Given request: Look in the data below for the line that contains "Type out the text in this image.". Copy that line and the remaining lines exactly.
━━━ Supplied entries ━━━
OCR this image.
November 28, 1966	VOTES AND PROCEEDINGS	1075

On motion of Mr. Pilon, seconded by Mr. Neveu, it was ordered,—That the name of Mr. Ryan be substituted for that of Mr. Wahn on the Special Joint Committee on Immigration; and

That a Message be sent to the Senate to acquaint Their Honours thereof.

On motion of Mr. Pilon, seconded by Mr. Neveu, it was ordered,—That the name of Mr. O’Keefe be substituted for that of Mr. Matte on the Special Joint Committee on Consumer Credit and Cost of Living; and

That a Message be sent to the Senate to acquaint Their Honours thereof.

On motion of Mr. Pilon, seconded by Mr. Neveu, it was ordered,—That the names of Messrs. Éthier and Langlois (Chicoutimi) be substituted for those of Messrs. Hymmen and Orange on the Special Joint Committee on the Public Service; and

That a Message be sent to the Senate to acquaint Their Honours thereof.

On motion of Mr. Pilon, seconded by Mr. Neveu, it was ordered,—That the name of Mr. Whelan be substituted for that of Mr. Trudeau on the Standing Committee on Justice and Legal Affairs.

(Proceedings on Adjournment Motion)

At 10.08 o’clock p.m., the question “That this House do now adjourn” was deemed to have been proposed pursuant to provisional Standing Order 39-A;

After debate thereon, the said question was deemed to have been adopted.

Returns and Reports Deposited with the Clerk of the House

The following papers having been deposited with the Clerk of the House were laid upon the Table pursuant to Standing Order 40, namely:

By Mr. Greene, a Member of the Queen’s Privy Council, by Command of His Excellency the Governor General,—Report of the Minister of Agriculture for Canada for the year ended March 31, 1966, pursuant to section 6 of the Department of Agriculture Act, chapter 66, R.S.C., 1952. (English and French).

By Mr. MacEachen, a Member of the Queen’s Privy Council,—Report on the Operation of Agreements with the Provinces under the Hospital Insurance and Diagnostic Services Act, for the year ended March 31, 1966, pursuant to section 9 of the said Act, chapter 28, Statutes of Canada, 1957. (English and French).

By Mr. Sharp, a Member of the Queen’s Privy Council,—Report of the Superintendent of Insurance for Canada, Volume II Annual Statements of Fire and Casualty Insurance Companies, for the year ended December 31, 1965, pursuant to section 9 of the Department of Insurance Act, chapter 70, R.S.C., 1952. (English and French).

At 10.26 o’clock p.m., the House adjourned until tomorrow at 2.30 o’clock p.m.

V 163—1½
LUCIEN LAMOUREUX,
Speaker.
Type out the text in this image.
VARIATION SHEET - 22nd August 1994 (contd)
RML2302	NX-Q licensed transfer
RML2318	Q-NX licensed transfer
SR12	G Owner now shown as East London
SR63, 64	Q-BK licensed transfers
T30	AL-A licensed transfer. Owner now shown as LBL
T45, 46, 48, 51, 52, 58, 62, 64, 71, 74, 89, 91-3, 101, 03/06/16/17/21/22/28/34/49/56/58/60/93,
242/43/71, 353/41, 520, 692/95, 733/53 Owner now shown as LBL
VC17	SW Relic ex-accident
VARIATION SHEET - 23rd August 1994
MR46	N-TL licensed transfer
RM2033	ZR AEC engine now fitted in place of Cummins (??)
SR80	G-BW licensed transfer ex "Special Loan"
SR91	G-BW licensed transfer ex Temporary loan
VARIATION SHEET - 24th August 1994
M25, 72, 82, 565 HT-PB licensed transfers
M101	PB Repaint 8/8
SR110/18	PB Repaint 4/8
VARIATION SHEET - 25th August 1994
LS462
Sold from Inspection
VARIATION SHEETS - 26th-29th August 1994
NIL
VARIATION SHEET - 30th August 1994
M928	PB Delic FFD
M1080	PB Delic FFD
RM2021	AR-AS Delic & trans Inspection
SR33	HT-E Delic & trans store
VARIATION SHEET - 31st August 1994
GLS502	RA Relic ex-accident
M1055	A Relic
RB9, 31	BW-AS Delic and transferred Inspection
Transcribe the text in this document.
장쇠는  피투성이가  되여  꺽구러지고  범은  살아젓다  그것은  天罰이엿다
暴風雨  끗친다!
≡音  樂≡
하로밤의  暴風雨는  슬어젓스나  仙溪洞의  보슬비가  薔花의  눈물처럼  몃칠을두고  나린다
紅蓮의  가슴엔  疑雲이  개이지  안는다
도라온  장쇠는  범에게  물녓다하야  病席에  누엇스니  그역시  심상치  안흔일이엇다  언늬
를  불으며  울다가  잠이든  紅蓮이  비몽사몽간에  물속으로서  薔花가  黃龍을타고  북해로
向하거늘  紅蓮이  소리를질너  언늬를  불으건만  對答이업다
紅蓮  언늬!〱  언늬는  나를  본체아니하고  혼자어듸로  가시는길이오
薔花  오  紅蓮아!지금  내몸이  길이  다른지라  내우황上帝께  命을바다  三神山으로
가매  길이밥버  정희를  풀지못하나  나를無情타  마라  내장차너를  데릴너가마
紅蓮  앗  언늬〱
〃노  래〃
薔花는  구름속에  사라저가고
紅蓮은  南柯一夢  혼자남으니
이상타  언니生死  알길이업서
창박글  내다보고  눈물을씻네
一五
━━━
Result of the task:
Type out the text in this image.
VARIATION SHEET - 22nd August 1994 (contd)
RML2302	NX-Q licensed transfer
RML2318	Q-NX licensed transfer
SR12	G Owner now shown as East London
SR63, 64	Q-BK licensed transfers
T30	AL-A licensed transfer. Owner now shown as LBL
T45, 46, 48, 51, 52, 58, 62, 64, 71, 74, 89, 91-3, 101, 03/06/16/17/21/22/28/34/49/56/58/60/93,
242/43/71, 353/41, 520, 692/95, 733/53 Owner now shown as LBL
VC17	SW Relic ex-accident
VARIATION SHEET - 23rd August 1994
MR46	N-TL licensed transfer
RM2033	ZR AEC engine now fitted in place of Cummins (??)
SR80	G-BW licensed transfer ex "Special Loan"
SR91	G-BW licensed transfer ex Temporary loan
VARIATION SHEET - 24th August 1994
M25, 72, 82, 565 HT-PB licensed transfers
M101	PB Repaint 8/8
SR110/18	PB Repaint 4/8
VARIATION SHEET - 25th August 1994
LS462
Sold from Inspection
VARIATION SHEETS - 26th-29th August 1994
NIL
VARIATION SHEET - 30th August 1994
M928	PB Delic FFD
M1080	PB Delic FFD
RM2021	AR-AS Delic & trans Inspection
SR33	HT-E Delic & trans store
VARIATION SHEET - 31st August 1994
GLS502	RA Relic ex-accident
M1055	A Relic
RB9, 31	BW-AS Delic and transferred Inspection
Transcribe the text in this document.
장쇠는  피투성이가  되여  꺽구러지고  범은  살아젓다  그것은  天罰이엿다
暴風雨  끗친다!
≡音  樂≡
하로밤의  暴風雨는  슬어젓스나  仙溪洞의  보슬비가  薔花의  눈물처럼  몃칠을두고  나린다
紅蓮의  가슴엔  疑雲이  개이지  안는다
도라온  장쇠는  범에게  물녓다하야  病席에  누엇스니  그역시  심상치  안흔일이엇다  언늬
를  불으며  울다가  잠이든  紅蓮이  비몽사몽간에  물속으로서  薔花가  黃龍을타고  북해로
向하거늘  紅蓮이  소리를질너  언늬를  불으건만  對答이업다
紅蓮  언늬!〱  언늬는  나를  본체아니하고  혼자어듸로  가시는길이오
薔花  오  紅蓮아!지금  내몸이  길이  다른지라  내우황上帝께  命을바다  三神山으로
가매  길이밥버  정희를  풀지못하나  나를無情타  마라  내장차너를  데릴너가마
紅蓮  앗  언늬〱
〃노  래〃
薔花는  구름속에  사라저가고
紅蓮은  南柯一夢  혼자남으니
이상타  언니生死  알길이업서
창박글  내다보고  눈물을씻네
一五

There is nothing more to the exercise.